Data excerpts:

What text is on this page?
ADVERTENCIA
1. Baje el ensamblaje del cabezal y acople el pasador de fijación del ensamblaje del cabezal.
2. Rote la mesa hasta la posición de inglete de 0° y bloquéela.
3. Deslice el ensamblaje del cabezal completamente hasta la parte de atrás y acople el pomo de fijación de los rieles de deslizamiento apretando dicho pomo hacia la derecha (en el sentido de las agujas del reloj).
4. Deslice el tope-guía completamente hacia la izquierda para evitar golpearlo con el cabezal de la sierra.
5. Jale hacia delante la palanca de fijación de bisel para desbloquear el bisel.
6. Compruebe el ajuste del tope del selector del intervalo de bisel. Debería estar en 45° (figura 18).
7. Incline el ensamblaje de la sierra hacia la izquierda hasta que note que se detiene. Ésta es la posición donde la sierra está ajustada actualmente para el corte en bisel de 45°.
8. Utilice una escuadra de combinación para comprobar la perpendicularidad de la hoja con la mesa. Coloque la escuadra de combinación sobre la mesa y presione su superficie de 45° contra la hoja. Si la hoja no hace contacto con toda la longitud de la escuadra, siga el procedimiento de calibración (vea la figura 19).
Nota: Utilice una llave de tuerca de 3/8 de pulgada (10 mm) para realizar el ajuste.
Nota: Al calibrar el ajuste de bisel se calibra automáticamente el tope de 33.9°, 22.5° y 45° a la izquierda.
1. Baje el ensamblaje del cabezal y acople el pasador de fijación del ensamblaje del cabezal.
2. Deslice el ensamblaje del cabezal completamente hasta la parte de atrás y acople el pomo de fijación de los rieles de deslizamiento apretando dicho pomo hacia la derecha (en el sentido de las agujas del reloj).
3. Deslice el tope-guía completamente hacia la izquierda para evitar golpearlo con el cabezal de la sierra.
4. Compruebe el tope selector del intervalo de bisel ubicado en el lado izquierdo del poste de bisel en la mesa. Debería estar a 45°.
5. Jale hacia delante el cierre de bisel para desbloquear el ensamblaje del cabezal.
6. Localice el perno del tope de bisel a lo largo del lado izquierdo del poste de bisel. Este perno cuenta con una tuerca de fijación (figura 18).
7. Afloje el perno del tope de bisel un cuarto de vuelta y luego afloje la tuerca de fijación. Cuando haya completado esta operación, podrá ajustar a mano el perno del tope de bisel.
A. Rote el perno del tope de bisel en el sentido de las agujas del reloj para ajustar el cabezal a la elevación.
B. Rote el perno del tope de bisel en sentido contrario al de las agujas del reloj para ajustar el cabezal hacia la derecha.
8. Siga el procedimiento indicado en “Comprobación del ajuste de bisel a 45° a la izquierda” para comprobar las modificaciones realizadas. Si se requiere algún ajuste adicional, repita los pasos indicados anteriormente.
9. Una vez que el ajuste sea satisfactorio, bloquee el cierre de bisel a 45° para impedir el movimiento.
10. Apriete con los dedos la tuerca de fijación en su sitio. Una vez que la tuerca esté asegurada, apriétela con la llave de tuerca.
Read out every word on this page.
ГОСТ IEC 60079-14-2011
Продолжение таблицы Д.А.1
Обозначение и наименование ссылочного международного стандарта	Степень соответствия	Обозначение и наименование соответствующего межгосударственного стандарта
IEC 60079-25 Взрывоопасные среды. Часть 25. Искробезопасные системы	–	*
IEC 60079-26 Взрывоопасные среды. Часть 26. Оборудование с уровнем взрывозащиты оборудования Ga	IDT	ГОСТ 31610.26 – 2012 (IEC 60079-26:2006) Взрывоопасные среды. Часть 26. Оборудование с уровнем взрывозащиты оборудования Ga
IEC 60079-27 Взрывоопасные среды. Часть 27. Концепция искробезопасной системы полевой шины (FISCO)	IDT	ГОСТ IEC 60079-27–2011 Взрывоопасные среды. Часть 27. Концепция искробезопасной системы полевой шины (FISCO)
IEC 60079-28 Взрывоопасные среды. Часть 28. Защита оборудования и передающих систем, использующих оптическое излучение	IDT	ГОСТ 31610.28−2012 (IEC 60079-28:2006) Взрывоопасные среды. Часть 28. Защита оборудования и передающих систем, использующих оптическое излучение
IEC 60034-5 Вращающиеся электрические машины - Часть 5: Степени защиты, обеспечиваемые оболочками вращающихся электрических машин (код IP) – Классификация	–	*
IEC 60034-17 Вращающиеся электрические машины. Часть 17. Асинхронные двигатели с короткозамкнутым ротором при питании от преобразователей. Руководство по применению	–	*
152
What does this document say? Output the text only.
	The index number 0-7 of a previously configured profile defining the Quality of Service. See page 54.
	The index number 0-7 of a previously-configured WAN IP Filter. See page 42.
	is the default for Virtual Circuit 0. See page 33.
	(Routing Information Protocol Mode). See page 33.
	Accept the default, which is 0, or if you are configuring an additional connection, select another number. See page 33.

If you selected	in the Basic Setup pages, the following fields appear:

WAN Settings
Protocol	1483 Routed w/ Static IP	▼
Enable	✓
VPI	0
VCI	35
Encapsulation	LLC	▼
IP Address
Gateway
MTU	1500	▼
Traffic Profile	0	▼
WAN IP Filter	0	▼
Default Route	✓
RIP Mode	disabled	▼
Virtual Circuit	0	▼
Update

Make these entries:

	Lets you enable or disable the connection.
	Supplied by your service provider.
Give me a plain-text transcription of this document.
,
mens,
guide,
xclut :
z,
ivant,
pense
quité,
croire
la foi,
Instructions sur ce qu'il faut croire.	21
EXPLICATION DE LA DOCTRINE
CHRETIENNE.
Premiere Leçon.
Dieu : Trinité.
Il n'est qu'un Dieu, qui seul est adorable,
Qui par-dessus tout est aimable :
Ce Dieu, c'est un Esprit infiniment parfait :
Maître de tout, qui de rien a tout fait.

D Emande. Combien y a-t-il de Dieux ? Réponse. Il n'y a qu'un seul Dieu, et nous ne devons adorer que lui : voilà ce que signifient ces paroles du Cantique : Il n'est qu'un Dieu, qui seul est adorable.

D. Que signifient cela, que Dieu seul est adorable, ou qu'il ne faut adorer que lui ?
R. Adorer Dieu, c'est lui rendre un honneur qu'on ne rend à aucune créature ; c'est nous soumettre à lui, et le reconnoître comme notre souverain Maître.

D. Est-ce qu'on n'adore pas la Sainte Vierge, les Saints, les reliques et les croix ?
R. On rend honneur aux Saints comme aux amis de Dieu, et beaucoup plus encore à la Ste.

*Set task*:
For each line in the data above that contains the string "text", extract the line.

*Output below*:
What text is on this page?
What does this document say? Output the text only.
Give me a plain-text transcription of this document.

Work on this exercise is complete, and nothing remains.